To do =
A – In the estate duty judgment, reproduce verbatim the passage from "Mr Justice Upjohn held" up to and including "to this Court.".
B – Which sections of the Finance Act, 1894 does the estate duty judgment refer to? List each by section number.
C – According to the estate duty judgment, why does Mr Bucher argue that Section 55 of the 1940 Act does not govern the valuation of the Trustees' shares?

Selected text =
________________________

The Plaintiffs, now Appellants, are the Trustees of the voluntary settlement, and they claim that the 400 shares held by them are, by reason of the gift inter vivos, not subject to the special provisions of Section 55 of the 1940 Act, but should be valued in the ordinary way by reference to their market value.

3

Mr Justice Upjohn held that the appropriate method of valuation was that prescribed by Section 55 of the 1940 Act, and from his decision the Trustees now appeal to this Court.

4

I should next briefly refer to some of the provisions of the Finance Act, 1894.

5

The first section, as is well known, contains the grant of Estate Duty; "In the case of every person dying after the commencement of this Part of this Act, there shall, save as herein-after expressly provided, be levied and paid, upon the principal value ascertained as herein-after provided of all property, real or personal, settled or not settled, which passes on the death of such person a duty, called 'Estate Duty', at the graduated rates herein-after mentioned, and the existing duties mentioned in the First Schedule to this Act shall not be levied in respect of property chargeable with such Estate duty."

6

Section 2 provides that: "Property passing on the death of the deceased shall be deemed to include the property following, that is to say", and then there is the well-known list of items, including in particular sub-paragraph (c) of sub-section (1) of Section 2, which brings in, amongst other things, gifts inter vivos made (as the law stood at the relevant date) within three years of the death.

7

The common method of valuation prescribed by Section 7, sub-section (5), is this: "The principal value of any property shall be estimated to be the price which, in the opinion of the Commissioners, such property would fetch if sold in the open market at the time of the death of the deceased"; and that is the method of valuation which the Trustees say is the right one in the present case.

8

It is maintained on behalf of the Crown that the method of valuation prescribed by Section 55 of the 1940 Act is the appropriate one. That section, so far asmaterial for the present purpose, provides as follows. There is a side-note: "Valuation for estate duty of shares and debentures of certain companies", and the section itself reads thus: "(1) Where for the purpose of estate duty there pass, on the death of a person dying after the commencement of this Act, shares in or debentures of a company to which this section applies, then if—(a) the deceased had the control of the company at any time during the three years ending with his death; or", if certain other conditions apply, "the principal value of the shares or debentures, in lieu of being estimated in accordance with the provisions of subsection (5) of section seven of the Finance Act, 1894, shall be estimated by reference to the net value of the assets of the company in accordance with the provisions of the next succeeding subsection."

9

Those are the two alternative methods of valuation, Section 7, sub-section (5), of the Act of 1894, and Section 55 of the Act of 1940, and the question for this Court is whether Mr Justice Upjohn was right in holding, as he did, that the appropriate method of valuation was the method prescribed in Section 55.

10

It will be seen, if I may refer to them again, that the opening words of Section 55, sub-section (1), are: "Where for the purposes of estate duty there pass, on the death of a person dying after the commencement of this Act, shares in or debentures of a company to which this section applies." Accordingly, the applicability of Section 55 essentially depends on there having been a passing, on the death of a person dying after the commencement of the Act, of such shares or debentures. Mr Bucher, for the Trustees, contends that this condition was not fulfilled here. He says that the words "wherethere pass on the death of a person" mean "where there actually pass on the death of a person"; that is to say, where there is a passing under the provisions of Section 1 of the 1894 Act. He claims there is no warrant for extending these words so as to include what is commonly called a notional passing; that is to say, a passing of property which is only deemed to pass by virtue of the provisions of Section 2 and does not actually pass within the meaning of Section 1.

________________________

Data excerpts =

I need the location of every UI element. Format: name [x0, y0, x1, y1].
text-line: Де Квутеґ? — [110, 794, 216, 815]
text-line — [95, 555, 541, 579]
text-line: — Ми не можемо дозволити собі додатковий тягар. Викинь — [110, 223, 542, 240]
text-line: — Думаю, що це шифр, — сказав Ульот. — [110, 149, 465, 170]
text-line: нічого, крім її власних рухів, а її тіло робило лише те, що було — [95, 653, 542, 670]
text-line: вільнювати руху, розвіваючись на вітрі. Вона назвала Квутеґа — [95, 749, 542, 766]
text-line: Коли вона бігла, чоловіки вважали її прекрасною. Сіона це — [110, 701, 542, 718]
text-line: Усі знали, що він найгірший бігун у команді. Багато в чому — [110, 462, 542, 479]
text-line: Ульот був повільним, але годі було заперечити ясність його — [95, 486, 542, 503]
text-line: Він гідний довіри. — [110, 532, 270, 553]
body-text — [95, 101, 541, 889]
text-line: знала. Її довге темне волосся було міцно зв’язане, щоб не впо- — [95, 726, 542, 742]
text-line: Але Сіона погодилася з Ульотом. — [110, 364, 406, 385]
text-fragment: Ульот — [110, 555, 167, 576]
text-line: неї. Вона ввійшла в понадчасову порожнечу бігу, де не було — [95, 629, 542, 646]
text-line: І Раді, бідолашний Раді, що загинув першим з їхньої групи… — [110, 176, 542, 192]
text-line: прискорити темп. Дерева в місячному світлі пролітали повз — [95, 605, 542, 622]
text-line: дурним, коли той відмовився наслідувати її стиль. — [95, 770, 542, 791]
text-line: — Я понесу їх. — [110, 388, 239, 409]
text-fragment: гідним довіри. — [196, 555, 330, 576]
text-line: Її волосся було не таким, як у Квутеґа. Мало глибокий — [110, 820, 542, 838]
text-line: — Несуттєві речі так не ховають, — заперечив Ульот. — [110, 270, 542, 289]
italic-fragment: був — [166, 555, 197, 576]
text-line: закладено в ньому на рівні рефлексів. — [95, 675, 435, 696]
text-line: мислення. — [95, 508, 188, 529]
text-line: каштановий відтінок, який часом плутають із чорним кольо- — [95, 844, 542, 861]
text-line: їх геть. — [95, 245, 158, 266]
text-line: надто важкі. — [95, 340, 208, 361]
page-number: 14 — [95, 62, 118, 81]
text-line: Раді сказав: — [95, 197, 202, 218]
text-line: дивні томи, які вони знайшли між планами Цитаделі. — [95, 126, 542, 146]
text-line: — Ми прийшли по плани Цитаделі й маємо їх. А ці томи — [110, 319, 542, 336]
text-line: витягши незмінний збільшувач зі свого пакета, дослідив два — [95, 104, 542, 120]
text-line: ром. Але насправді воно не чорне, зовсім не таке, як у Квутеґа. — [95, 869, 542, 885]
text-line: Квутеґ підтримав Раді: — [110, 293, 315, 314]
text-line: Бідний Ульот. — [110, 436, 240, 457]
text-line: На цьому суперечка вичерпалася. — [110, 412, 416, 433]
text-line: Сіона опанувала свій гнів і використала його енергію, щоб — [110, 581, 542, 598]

________________________

Your responses =
A –
Mr Justice Upjohn held that the appropriate method of valuation was that prescribed by Section 55 of the 1940 Act, and from his decision the Trustees now appeal to this Court.

B –
Section 1
Section 2
Section 7

C – Section 55 applies only where shares "pass" on a person's death, and Mr Bucher reads that as an actual passing under Section 1 of the 1894 Act. He argues that the words do not extend to a notional passing, meaning property that is only deemed to pass under Section 2.